**EXERCISE**
Only the lines from the line holding "Type out the text in this image." to the last line should be output, each exactly as given.

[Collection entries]
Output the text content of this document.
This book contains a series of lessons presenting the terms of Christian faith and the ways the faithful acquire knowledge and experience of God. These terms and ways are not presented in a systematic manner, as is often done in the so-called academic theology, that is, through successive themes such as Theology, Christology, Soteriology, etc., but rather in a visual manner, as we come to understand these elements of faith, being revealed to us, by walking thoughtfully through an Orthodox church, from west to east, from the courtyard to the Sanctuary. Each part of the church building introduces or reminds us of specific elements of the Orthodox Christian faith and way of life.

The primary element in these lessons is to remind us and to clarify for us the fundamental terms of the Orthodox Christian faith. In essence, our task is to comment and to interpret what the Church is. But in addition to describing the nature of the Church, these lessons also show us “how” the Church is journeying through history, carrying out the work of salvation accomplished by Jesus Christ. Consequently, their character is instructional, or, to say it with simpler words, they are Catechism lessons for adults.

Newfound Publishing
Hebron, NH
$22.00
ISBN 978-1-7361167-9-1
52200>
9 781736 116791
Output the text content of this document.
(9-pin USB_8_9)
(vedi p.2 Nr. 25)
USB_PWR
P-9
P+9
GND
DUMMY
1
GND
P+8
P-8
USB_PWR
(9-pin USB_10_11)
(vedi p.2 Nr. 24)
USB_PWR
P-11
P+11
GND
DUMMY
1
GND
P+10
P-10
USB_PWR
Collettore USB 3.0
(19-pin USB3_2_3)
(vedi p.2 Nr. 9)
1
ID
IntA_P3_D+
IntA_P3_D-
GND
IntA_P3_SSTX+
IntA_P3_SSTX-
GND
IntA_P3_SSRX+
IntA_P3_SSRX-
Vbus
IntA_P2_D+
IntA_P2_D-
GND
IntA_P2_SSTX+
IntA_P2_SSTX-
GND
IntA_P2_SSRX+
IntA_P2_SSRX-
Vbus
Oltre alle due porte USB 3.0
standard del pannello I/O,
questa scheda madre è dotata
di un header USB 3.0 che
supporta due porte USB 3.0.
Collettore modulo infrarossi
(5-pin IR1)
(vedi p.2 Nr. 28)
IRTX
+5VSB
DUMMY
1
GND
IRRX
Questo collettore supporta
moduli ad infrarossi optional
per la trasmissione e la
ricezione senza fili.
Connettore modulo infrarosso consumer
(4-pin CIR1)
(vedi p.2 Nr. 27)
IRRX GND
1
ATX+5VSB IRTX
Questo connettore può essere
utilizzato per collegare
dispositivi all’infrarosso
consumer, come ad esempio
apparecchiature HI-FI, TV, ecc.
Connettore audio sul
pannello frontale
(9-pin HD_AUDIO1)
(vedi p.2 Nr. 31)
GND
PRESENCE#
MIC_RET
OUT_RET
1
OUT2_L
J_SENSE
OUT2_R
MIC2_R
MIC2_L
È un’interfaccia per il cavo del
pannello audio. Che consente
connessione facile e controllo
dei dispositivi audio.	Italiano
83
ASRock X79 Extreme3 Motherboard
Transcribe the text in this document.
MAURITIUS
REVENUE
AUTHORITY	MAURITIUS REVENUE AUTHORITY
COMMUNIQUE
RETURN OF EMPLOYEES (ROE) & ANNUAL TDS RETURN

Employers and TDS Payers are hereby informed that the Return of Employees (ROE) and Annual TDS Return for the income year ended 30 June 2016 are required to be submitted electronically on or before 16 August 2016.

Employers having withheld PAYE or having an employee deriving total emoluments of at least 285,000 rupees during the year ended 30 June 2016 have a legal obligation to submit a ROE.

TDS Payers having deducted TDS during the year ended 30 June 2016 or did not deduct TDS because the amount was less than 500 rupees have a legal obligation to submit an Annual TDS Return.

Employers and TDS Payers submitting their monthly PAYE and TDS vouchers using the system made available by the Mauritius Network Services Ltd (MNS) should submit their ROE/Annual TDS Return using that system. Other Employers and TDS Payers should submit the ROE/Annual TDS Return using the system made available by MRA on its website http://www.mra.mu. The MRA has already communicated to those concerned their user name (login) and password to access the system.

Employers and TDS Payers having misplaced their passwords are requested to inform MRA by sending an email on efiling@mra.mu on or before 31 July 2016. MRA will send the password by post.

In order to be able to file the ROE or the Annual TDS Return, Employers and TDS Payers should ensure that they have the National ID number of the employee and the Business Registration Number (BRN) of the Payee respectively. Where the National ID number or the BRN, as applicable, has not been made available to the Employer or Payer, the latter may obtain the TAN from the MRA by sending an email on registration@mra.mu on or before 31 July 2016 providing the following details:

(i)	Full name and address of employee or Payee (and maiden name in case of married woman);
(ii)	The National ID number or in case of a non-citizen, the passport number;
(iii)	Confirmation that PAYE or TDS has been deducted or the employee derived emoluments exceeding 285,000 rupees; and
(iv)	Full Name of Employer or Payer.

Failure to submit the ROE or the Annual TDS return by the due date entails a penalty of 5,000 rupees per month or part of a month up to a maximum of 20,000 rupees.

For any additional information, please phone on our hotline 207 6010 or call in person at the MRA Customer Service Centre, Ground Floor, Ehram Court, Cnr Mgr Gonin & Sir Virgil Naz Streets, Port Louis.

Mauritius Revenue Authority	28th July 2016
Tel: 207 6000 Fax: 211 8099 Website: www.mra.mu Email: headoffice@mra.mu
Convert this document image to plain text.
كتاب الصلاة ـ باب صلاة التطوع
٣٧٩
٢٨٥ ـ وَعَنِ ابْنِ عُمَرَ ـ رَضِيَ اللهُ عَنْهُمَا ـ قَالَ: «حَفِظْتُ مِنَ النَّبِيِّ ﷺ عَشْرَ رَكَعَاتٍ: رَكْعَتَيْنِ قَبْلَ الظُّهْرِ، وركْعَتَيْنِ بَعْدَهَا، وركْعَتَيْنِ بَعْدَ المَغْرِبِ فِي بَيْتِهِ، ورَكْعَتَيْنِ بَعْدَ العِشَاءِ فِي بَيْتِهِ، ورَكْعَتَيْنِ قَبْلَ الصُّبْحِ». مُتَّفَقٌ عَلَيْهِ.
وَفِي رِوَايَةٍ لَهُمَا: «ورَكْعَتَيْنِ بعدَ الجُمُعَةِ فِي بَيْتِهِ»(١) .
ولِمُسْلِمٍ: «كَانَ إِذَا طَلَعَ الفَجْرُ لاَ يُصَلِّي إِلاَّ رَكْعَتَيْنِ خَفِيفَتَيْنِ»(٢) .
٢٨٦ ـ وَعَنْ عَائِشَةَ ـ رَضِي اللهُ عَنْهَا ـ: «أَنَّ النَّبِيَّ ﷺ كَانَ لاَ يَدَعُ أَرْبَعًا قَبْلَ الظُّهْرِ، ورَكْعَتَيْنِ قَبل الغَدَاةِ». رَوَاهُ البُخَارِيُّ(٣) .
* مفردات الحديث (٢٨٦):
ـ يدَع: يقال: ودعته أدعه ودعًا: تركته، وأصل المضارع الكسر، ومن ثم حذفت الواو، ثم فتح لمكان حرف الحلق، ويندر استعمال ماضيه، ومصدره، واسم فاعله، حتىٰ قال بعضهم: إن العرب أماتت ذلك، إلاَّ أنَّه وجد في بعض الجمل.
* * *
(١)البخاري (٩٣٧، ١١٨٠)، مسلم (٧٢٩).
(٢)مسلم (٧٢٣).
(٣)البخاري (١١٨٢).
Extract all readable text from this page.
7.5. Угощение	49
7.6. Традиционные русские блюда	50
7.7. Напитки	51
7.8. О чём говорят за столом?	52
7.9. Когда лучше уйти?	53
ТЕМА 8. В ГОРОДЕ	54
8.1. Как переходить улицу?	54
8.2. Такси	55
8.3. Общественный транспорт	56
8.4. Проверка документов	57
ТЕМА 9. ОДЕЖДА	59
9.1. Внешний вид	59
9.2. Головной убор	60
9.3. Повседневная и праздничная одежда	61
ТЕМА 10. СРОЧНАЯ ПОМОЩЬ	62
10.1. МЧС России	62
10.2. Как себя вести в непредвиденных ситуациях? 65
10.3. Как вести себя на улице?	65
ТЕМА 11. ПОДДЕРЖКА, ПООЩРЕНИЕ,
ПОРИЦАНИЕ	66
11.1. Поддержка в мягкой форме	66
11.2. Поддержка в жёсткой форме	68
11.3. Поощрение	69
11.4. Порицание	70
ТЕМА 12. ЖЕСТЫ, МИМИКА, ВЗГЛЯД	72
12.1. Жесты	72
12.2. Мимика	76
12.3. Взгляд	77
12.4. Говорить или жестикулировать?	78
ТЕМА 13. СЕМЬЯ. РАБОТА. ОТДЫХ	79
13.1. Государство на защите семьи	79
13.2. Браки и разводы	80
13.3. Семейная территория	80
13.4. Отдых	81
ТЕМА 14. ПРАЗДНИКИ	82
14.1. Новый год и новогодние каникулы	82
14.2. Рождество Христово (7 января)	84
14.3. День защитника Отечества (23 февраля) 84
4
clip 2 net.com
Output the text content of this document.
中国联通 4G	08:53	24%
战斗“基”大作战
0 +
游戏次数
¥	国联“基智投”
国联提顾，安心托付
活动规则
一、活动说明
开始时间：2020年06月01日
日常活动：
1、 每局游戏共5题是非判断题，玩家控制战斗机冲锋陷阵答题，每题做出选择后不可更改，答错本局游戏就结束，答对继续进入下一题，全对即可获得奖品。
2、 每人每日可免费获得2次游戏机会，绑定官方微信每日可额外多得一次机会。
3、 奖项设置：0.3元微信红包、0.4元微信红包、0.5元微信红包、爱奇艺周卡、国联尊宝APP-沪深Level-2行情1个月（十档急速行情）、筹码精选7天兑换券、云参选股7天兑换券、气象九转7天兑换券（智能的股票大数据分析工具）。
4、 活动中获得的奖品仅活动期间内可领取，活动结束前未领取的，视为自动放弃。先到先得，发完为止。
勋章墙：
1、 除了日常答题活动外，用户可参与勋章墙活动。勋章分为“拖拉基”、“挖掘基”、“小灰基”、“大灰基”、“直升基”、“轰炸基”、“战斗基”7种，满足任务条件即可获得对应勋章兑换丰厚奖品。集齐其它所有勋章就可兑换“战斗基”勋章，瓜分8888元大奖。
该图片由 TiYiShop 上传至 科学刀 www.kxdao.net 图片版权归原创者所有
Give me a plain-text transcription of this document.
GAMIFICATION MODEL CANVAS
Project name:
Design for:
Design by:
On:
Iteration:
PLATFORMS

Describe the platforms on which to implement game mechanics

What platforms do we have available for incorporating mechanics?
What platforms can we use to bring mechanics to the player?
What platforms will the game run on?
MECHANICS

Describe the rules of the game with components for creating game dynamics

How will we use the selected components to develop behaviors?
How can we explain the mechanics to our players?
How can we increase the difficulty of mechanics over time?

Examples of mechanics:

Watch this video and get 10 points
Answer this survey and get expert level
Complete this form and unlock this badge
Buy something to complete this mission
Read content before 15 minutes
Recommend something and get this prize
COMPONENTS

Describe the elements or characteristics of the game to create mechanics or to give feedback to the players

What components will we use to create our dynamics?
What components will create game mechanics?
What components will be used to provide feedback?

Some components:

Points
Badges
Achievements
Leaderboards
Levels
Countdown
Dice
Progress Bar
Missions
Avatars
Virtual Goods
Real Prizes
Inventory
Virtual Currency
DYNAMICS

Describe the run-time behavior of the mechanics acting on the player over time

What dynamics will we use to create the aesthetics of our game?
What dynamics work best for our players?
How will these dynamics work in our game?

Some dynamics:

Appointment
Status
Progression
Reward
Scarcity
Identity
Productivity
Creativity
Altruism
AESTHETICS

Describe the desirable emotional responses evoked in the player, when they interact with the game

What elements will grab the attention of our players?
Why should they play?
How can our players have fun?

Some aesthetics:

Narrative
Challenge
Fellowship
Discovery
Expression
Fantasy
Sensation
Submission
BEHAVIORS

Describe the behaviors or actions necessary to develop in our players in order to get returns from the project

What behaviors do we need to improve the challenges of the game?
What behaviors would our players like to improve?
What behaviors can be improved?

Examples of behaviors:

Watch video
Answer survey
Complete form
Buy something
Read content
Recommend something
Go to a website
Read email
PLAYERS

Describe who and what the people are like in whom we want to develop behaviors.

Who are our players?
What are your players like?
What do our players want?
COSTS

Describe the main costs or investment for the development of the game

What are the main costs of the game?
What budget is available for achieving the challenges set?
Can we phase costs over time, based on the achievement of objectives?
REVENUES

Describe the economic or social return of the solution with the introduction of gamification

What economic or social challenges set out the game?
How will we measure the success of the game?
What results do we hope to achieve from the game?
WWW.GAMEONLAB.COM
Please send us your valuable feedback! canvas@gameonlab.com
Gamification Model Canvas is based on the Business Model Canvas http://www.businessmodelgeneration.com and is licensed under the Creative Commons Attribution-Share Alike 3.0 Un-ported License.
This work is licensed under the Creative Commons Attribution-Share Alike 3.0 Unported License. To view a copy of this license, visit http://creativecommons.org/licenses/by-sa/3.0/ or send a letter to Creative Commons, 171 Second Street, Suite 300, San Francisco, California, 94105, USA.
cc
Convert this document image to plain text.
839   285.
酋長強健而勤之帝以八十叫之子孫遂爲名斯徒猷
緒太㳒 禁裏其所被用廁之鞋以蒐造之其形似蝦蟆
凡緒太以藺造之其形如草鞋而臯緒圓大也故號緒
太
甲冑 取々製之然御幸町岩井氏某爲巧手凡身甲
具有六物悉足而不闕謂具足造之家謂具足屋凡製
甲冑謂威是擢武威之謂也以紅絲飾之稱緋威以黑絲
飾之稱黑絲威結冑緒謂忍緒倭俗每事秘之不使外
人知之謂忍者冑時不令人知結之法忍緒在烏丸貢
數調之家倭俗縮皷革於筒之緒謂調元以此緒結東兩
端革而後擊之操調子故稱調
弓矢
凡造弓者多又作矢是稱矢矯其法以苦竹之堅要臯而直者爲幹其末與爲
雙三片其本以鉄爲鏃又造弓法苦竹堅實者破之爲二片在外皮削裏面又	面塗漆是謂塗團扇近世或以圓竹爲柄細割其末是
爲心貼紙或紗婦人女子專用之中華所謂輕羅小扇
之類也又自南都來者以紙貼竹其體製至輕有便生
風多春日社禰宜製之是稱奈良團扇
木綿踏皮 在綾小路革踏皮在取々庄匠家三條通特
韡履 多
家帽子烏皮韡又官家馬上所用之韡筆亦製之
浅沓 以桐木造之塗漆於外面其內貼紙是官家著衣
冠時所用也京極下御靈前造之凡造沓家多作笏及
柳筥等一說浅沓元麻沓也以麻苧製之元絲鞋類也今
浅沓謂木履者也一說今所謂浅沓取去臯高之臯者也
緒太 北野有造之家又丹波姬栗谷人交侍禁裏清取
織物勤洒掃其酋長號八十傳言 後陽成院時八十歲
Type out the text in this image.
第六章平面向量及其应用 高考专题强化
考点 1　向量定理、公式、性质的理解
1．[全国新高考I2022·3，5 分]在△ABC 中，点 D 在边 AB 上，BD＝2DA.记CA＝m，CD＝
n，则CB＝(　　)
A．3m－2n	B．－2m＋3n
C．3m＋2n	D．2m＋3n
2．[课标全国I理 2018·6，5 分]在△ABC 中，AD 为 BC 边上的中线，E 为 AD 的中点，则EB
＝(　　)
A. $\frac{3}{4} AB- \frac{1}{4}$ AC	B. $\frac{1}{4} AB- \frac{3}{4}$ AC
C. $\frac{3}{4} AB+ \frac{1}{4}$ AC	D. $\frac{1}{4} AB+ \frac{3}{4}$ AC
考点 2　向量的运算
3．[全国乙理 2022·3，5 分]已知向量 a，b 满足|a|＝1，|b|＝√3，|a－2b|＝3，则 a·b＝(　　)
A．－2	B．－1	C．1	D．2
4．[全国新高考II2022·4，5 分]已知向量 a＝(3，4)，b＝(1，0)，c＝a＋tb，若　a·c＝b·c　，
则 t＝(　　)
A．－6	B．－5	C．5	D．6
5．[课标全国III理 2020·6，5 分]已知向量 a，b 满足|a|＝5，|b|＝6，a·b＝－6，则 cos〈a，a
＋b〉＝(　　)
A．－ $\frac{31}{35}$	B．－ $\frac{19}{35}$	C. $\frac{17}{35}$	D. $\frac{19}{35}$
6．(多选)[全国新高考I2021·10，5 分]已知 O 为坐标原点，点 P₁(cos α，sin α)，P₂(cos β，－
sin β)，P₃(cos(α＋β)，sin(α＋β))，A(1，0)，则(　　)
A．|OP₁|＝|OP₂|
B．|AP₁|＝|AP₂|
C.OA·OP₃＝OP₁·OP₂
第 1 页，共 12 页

**SOLUTION FOR THIS PROBLEM**
Type out the text in this image.
第六章平面向量及其应用 高考专题强化
考点 1　向量定理、公式、性质的理解
1．[全国新高考I2022·3，5 分]在△ABC 中，点 D 在边 AB 上，BD＝2DA.记CA＝m，CD＝
n，则CB＝(　　)
A．3m－2n	B．－2m＋3n
C．3m＋2n	D．2m＋3n
2．[课标全国I理 2018·6，5 分]在△ABC 中，AD 为 BC 边上的中线，E 为 AD 的中点，则EB
＝(　　)
A. $\frac{3}{4} AB- \frac{1}{4}$ AC	B. $\frac{1}{4} AB- \frac{3}{4}$ AC
C. $\frac{3}{4} AB+ \frac{1}{4}$ AC	D. $\frac{1}{4} AB+ \frac{3}{4}$ AC
考点 2　向量的运算
3．[全国乙理 2022·3，5 分]已知向量 a，b 满足|a|＝1，|b|＝√3，|a－2b|＝3，则 a·b＝(　　)
A．－2	B．－1	C．1	D．2
4．[全国新高考II2022·4，5 分]已知向量 a＝(3，4)，b＝(1，0)，c＝a＋tb，若　a·c＝b·c　，
则 t＝(　　)
A．－6	B．－5	C．5	D．6
5．[课标全国III理 2020·6，5 分]已知向量 a，b 满足|a|＝5，|b|＝6，a·b＝－6，则 cos〈a，a
＋b〉＝(　　)
A．－ $\frac{31}{35}$	B．－ $\frac{19}{35}$	C. $\frac{17}{35}$	D. $\frac{19}{35}$
6．(多选)[全国新高考I2021·10，5 分]已知 O 为坐标原点，点 P₁(cos α，sin α)，P₂(cos β，－
sin β)，P₃(cos(α＋β)，sin(α＋β))，A(1，0)，则(　　)
A．|OP₁|＝|OP₂|
B．|AP₁|＝|AP₂|
C.OA·OP₃＝OP₁·OP₂
第 1 页，共 12 页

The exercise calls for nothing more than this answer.